--- start of EXTRACTED INFORMATION ---
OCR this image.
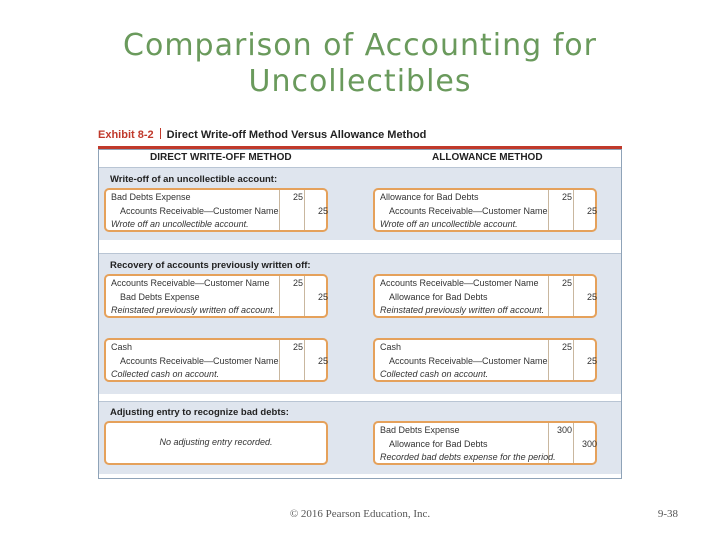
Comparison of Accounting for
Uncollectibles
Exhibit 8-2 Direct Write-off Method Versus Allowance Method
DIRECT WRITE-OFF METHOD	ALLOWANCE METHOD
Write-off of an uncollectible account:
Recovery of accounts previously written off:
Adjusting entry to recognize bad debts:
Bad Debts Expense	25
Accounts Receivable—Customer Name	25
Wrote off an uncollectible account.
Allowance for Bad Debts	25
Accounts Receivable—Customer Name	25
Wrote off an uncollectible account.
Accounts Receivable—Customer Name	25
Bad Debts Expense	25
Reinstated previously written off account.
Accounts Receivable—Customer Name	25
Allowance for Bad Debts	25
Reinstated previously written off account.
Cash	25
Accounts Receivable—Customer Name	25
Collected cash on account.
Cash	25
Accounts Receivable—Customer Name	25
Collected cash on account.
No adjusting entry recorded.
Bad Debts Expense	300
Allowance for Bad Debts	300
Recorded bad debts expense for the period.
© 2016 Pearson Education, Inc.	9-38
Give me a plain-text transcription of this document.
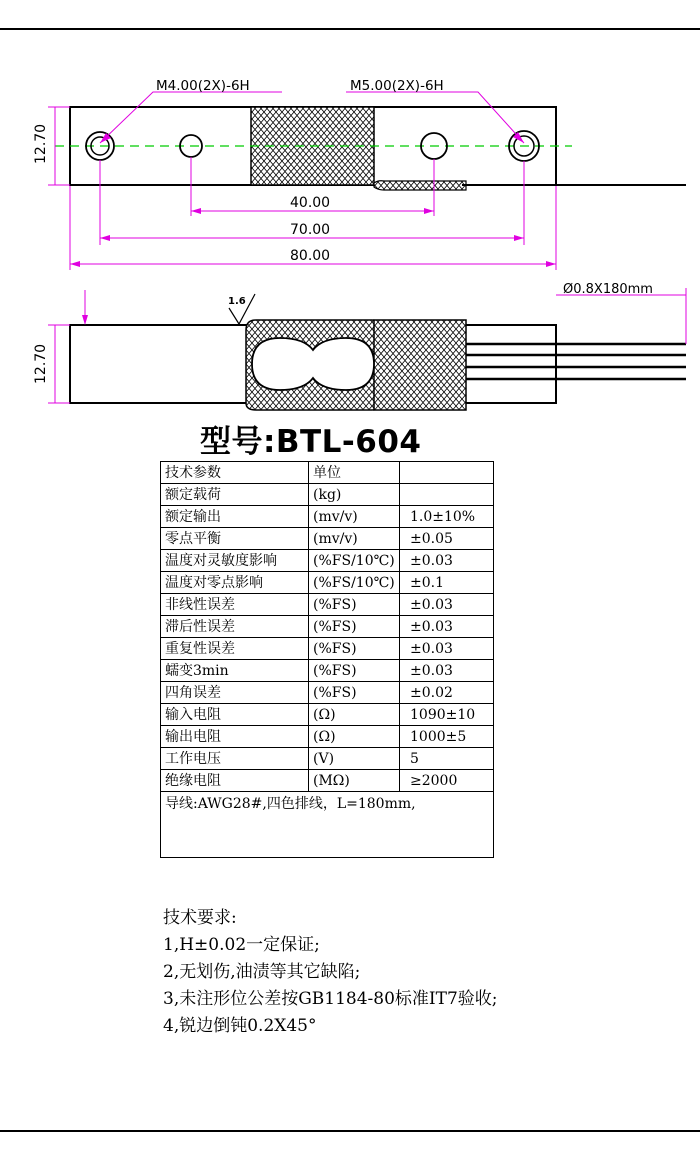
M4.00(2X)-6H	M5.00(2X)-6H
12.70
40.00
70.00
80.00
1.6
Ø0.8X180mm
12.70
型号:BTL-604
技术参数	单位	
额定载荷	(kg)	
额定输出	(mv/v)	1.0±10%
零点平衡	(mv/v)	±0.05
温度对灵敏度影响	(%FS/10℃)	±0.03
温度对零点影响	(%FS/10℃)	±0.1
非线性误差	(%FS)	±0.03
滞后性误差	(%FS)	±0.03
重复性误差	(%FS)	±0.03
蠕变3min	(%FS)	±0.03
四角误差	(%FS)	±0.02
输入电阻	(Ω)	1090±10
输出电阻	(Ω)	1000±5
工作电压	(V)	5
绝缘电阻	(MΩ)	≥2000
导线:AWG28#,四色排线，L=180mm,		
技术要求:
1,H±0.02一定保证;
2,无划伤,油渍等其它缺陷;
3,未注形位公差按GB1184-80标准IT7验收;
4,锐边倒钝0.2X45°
--- end of EXTRACTED INFORMATION ---
--- start of EXTRACTED INFORMATION ---
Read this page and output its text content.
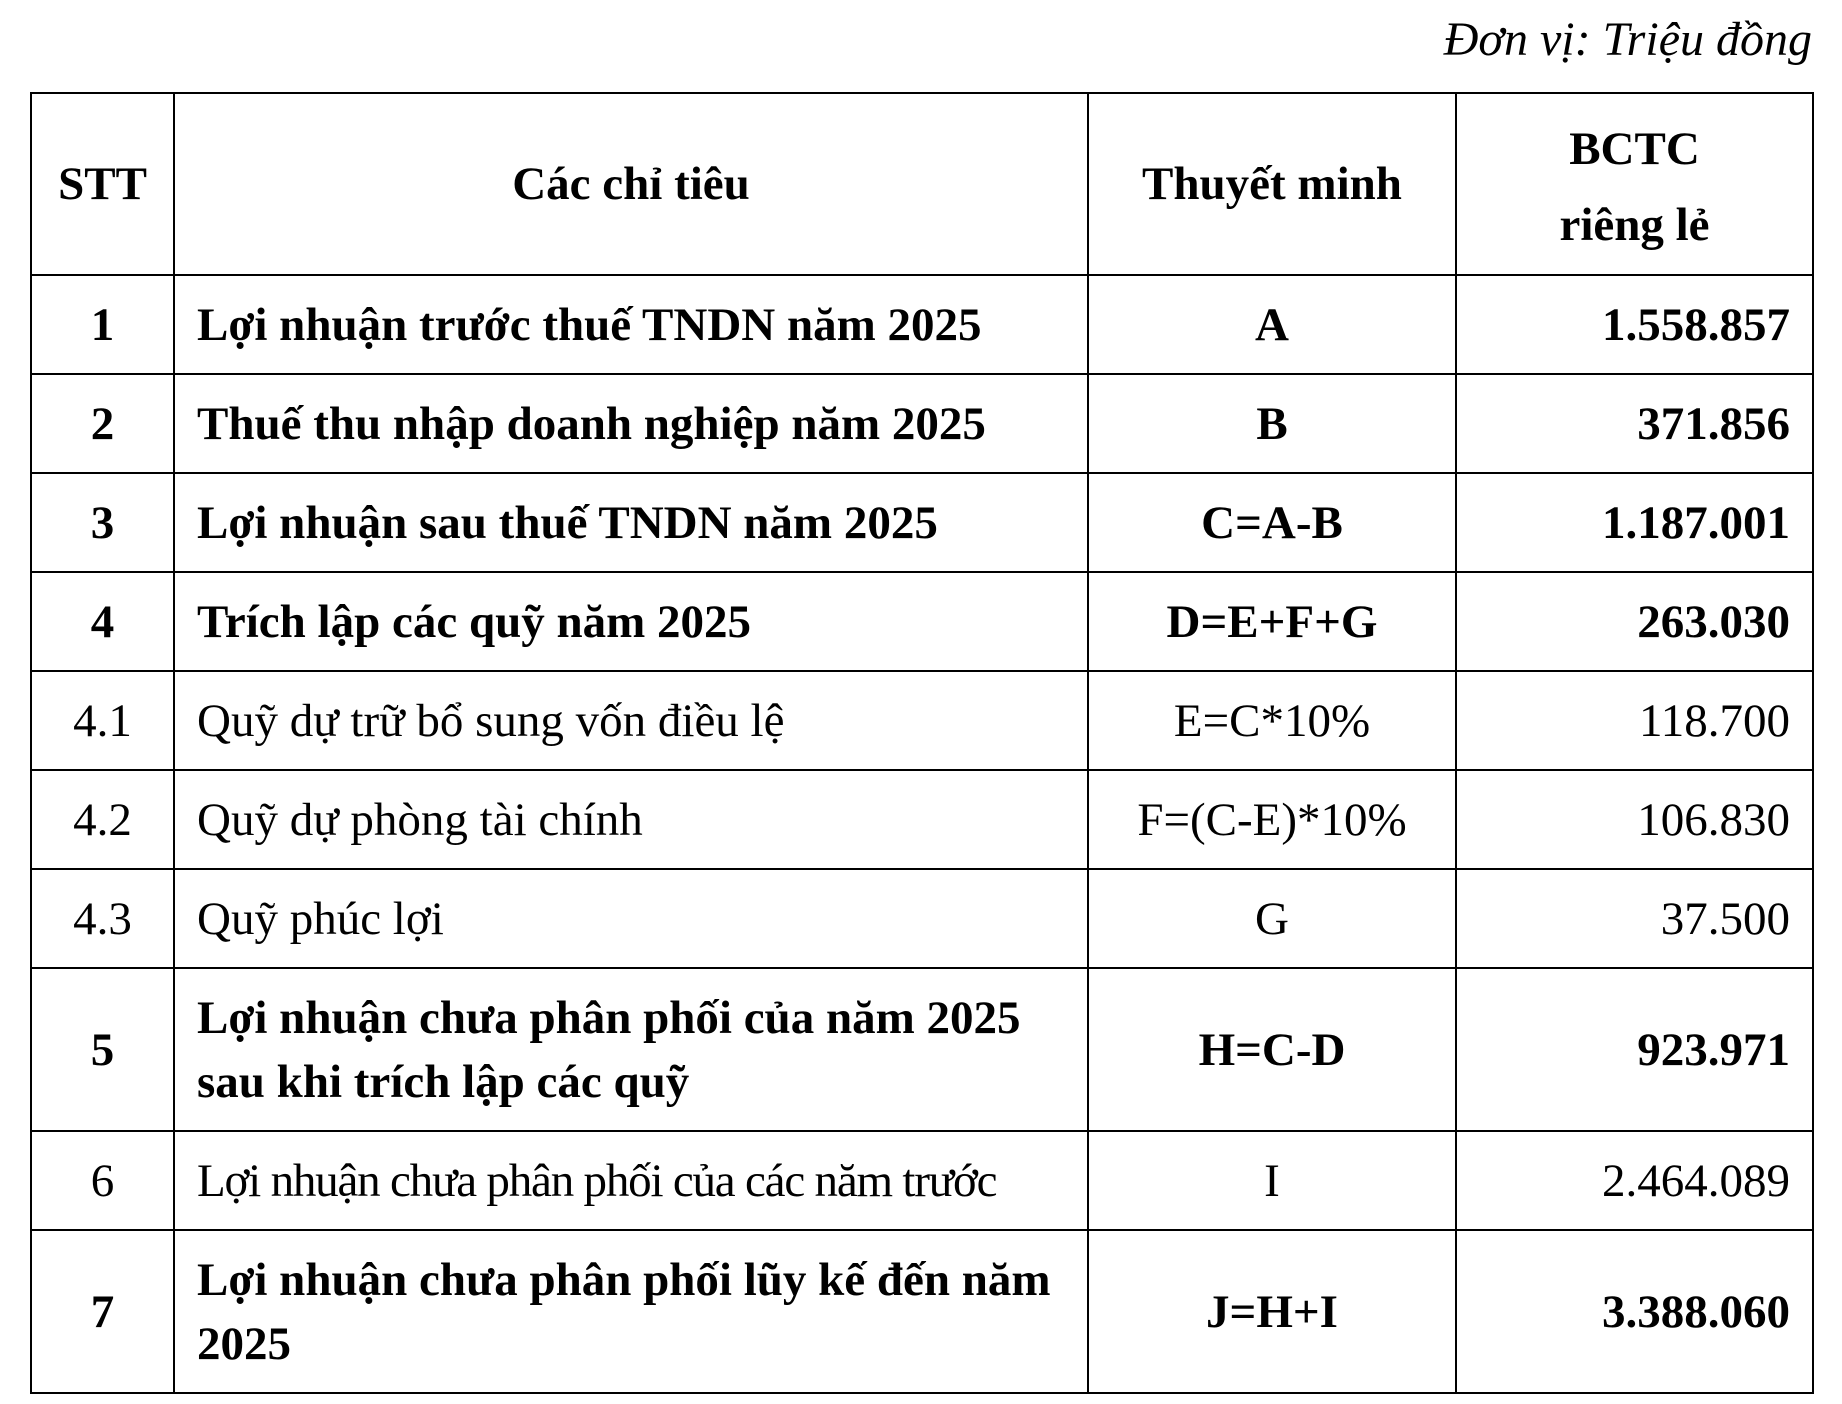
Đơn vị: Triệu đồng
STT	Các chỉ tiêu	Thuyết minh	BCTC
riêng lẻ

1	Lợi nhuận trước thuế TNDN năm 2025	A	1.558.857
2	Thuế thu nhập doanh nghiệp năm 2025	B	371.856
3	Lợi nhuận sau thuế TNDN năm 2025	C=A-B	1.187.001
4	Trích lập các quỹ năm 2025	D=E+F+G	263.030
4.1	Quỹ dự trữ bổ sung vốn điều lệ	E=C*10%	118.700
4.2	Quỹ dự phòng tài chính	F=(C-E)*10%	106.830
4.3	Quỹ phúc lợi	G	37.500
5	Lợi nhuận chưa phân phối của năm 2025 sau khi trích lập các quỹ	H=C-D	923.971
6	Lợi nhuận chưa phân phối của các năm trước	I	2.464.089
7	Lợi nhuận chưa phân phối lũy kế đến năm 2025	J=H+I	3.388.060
--- end of EXTRACTED INFORMATION ---
--- start of EXTRACTED INFORMATION ---
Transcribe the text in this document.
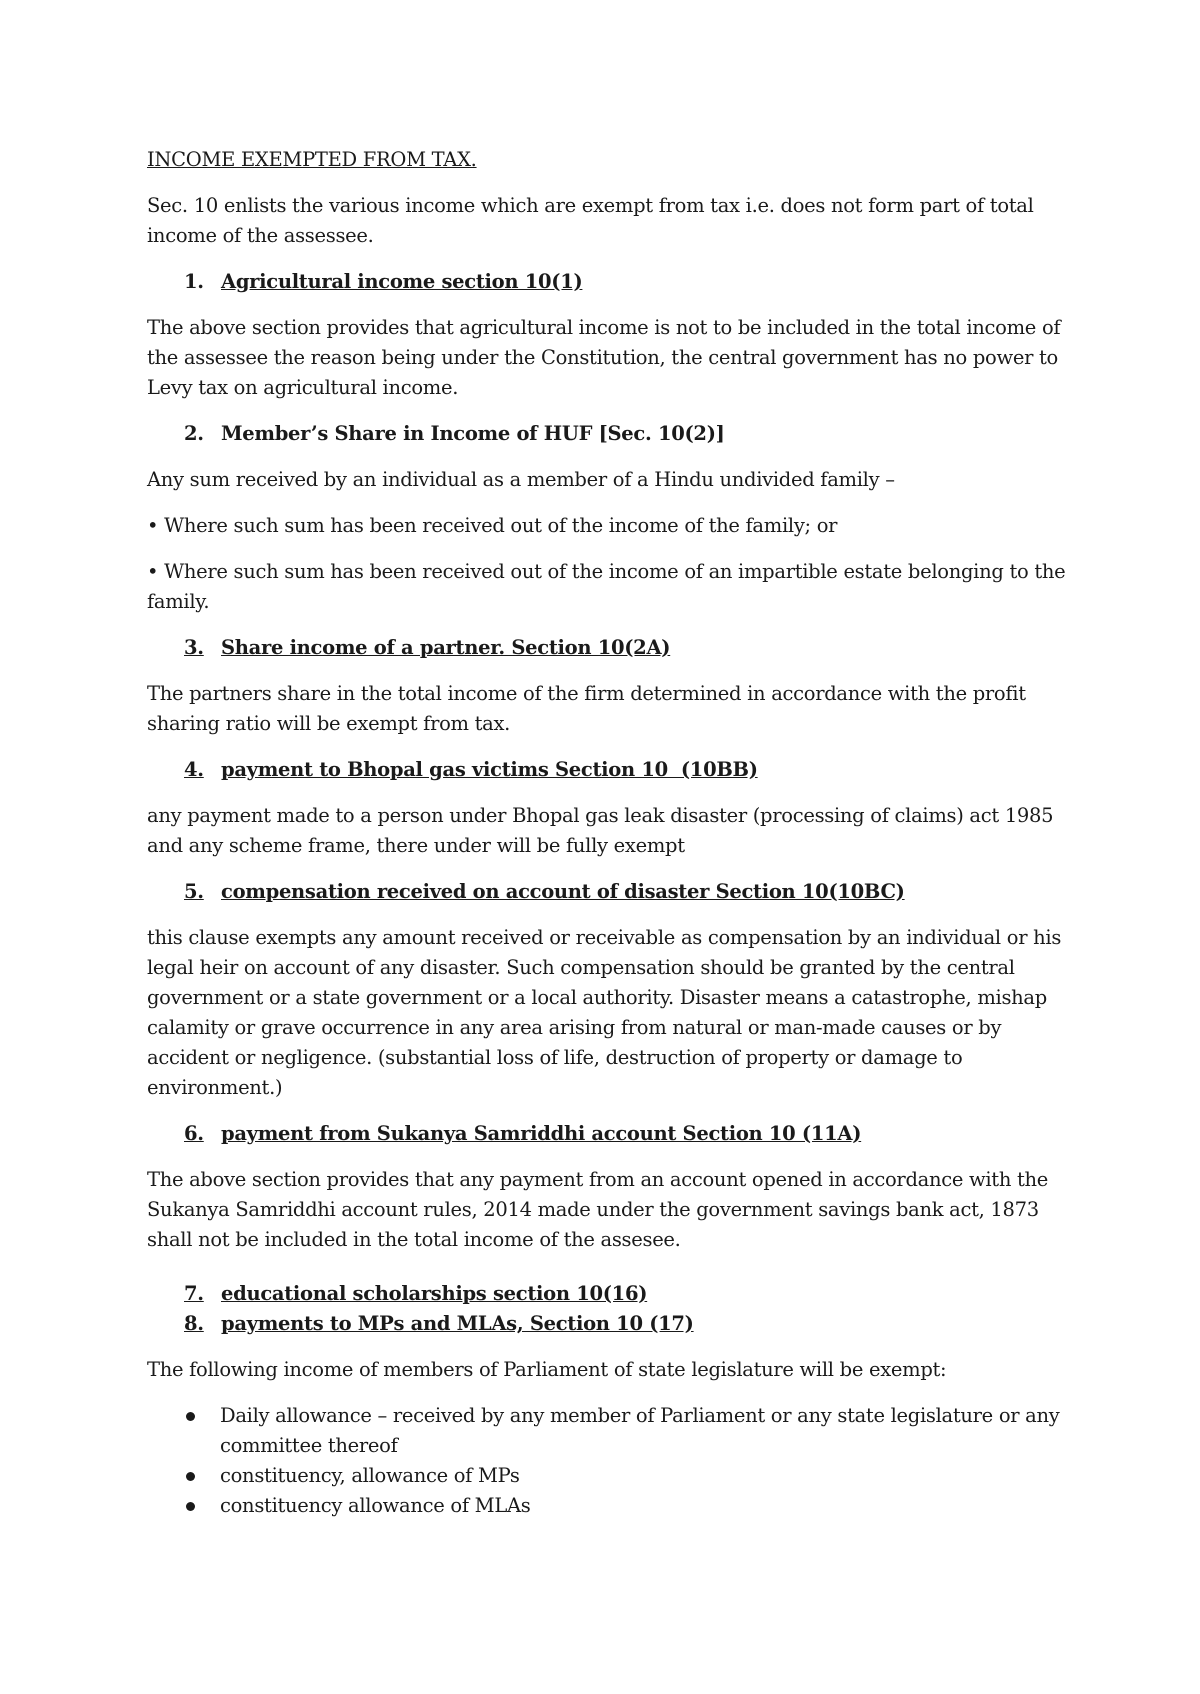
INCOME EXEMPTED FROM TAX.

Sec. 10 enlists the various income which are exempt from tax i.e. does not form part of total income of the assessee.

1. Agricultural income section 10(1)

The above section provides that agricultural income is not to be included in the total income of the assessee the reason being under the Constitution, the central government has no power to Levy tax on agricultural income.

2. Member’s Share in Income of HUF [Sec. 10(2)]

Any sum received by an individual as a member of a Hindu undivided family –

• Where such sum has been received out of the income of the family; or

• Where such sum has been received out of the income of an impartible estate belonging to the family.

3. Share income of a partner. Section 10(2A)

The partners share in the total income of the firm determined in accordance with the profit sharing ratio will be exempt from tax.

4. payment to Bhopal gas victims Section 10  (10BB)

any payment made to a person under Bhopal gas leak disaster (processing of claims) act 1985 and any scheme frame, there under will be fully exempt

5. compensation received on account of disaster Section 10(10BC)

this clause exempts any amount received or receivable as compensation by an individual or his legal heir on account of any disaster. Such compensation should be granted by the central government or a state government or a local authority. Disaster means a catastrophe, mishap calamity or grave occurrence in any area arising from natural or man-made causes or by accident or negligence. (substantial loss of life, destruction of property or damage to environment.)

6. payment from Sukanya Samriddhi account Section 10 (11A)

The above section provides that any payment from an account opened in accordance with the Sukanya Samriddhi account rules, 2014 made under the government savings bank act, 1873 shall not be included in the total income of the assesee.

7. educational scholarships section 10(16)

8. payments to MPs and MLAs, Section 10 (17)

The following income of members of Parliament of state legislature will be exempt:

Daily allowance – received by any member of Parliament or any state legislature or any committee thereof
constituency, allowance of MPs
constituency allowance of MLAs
--- end of EXTRACTED INFORMATION ---
▶ TASK INSTRUCTIONS:
Pull out every line above that holds the word "Where".

▶ SOLUTION:
• Where such sum has been received out of the income of the family; or
• Where such sum has been received out of the income of an impartible estate belonging to the family.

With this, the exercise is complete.